---------- RECORDS SHOWN ----------

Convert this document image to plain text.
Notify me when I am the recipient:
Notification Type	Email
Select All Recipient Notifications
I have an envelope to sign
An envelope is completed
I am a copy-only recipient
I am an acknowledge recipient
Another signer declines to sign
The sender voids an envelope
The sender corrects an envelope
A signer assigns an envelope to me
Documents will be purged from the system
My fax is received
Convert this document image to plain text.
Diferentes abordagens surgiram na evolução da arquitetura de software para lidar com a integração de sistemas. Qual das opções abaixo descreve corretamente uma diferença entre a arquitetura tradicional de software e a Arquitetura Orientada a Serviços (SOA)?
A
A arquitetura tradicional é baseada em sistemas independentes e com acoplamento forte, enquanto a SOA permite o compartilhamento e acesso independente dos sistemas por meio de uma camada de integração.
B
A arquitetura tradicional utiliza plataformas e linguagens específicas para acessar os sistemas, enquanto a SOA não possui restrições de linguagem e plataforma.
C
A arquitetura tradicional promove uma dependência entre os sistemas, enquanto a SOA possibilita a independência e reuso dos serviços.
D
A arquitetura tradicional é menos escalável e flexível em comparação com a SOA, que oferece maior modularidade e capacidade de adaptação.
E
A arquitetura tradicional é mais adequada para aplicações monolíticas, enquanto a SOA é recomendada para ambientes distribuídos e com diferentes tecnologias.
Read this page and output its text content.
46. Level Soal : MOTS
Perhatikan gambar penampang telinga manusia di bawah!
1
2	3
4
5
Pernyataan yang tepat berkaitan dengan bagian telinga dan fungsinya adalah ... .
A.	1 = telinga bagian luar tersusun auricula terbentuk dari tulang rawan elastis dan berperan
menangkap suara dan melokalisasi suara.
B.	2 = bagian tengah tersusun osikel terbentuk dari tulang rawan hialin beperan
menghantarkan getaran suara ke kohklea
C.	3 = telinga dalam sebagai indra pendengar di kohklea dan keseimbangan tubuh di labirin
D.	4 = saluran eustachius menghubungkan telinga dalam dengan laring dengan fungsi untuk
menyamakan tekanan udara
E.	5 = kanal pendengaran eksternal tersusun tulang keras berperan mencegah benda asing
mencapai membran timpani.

----------

● OBJECTIVE: Give again only the lines of the material above that run from the one with "Read this page and output its text content." through the end, both included, exactly as they appear.

● EXERCISE RESULT:
Read this page and output its text content.
46. Level Soal : MOTS
Perhatikan gambar penampang telinga manusia di bawah!
1
2	3
4
5
Pernyataan yang tepat berkaitan dengan bagian telinga dan fungsinya adalah ... .
A.	1 = telinga bagian luar tersusun auricula terbentuk dari tulang rawan elastis dan berperan
menangkap suara dan melokalisasi suara.
B.	2 = bagian tengah tersusun osikel terbentuk dari tulang rawan hialin beperan
menghantarkan getaran suara ke kohklea
C.	3 = telinga dalam sebagai indra pendengar di kohklea dan keseimbangan tubuh di labirin
D.	4 = saluran eustachius menghubungkan telinga dalam dengan laring dengan fungsi untuk
menyamakan tekanan udara
E.	5 = kanal pendengaran eksternal tersusun tulang keras berperan mencegah benda asing
mencapai membran timpani.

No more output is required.